## What is asked
In the records below, count every line containing "sender". Reply with the number only.
## BEGIN Data to process
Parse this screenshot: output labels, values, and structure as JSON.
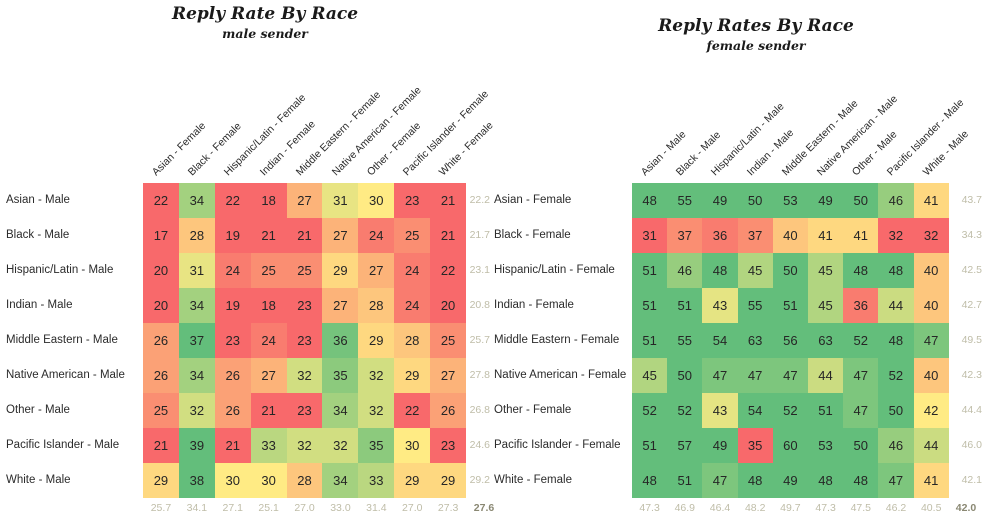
{
  "colors": {
    "scale_red": "#F8696B",
    "scale_yellow": "#FFEB84",
    "scale_green": "#63BE7B",
    "average_text": "#BFBDA8",
    "overall_text": "#8A8873",
    "label_text": "#2B2B2B",
    "title_text": "#1A1A1A"
  },
  "chart_data": [
    {
      "type": "heatmap",
      "title": "Reply Rate By Race",
      "subtitle": "male sender",
      "columns": [
        "Asian - Female",
        "Black - Female",
        "Hispanic/Latin - Female",
        "Indian - Female",
        "Middle Eastern - Female",
        "Native American - Female",
        "Other - Female",
        "Pacific Islander - Female",
        "White - Female"
      ],
      "rows": [
        "Asian - Male",
        "Black - Male",
        "Hispanic/Latin - Male",
        "Indian - Male",
        "Middle Eastern - Male",
        "Native American - Male",
        "Other - Male",
        "Pacific Islander - Male",
        "White - Male"
      ],
      "values": [
        [
          22,
          34,
          22,
          18,
          27,
          31,
          30,
          23,
          21
        ],
        [
          17,
          28,
          19,
          21,
          21,
          27,
          24,
          25,
          21
        ],
        [
          20,
          31,
          24,
          25,
          25,
          29,
          27,
          24,
          22
        ],
        [
          20,
          34,
          19,
          18,
          23,
          27,
          28,
          24,
          20
        ],
        [
          26,
          37,
          23,
          24,
          23,
          36,
          29,
          28,
          25
        ],
        [
          26,
          34,
          26,
          27,
          32,
          35,
          32,
          29,
          27
        ],
        [
          25,
          32,
          26,
          21,
          23,
          34,
          32,
          22,
          26
        ],
        [
          21,
          39,
          21,
          33,
          32,
          32,
          35,
          30,
          23
        ],
        [
          29,
          38,
          30,
          30,
          28,
          34,
          33,
          29,
          29
        ]
      ],
      "row_averages": [
        "22.2",
        "21.7",
        "23.1",
        "20.8",
        "25.7",
        "27.8",
        "26.8",
        "24.6",
        "29.2"
      ],
      "column_averages": [
        "25.7",
        "34.1",
        "27.1",
        "25.1",
        "27.0",
        "33.0",
        "31.4",
        "27.0",
        "27.3"
      ],
      "overall_average": "27.6",
      "color_scale": {
        "red_below": 23,
        "yellow_at": 30,
        "green_above": 36.8
      },
      "legend": "none",
      "grid": "off"
    },
    {
      "type": "heatmap",
      "title": "Reply Rates By Race",
      "subtitle": "female sender",
      "columns": [
        "Asian - Male",
        "Black - Male",
        "Hispanic/Latin - Male",
        "Indian - Male",
        "Middle Eastern - Male",
        "Native American - Male",
        "Other - Male",
        "Pacific Islander - Male",
        "White - Male"
      ],
      "rows": [
        "Asian - Female",
        "Black - Female",
        "Hispanic/Latin - Female",
        "Indian - Female",
        "Middle Eastern - Female",
        "Native American - Female",
        "Other - Female",
        "Pacific Islander - Female",
        "White - Female"
      ],
      "values": [
        [
          48,
          55,
          49,
          50,
          53,
          49,
          50,
          46,
          41
        ],
        [
          31,
          37,
          36,
          37,
          40,
          41,
          41,
          32,
          32
        ],
        [
          51,
          46,
          48,
          45,
          50,
          45,
          48,
          48,
          40
        ],
        [
          51,
          51,
          43,
          55,
          51,
          45,
          36,
          44,
          40
        ],
        [
          51,
          55,
          54,
          63,
          56,
          63,
          52,
          48,
          47
        ],
        [
          45,
          50,
          47,
          47,
          47,
          44,
          47,
          52,
          40
        ],
        [
          52,
          52,
          43,
          54,
          52,
          51,
          47,
          50,
          42
        ],
        [
          51,
          57,
          49,
          35,
          60,
          53,
          50,
          46,
          44
        ],
        [
          48,
          51,
          47,
          48,
          49,
          48,
          48,
          47,
          41
        ]
      ],
      "row_averages": [
        "43.7",
        "34.3",
        "42.5",
        "42.7",
        "49.5",
        "42.3",
        "44.4",
        "46.0",
        "42.1"
      ],
      "column_averages": [
        "47.3",
        "46.9",
        "46.4",
        "48.2",
        "49.7",
        "47.3",
        "47.5",
        "46.2",
        "40.5"
      ],
      "overall_average": "42.0",
      "color_scale": {
        "red_below": 35,
        "yellow_at": 42,
        "green_above": 48
      },
      "legend": "none",
      "grid": "off"
    }
  ]
}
## END Data to process
## Answer below
2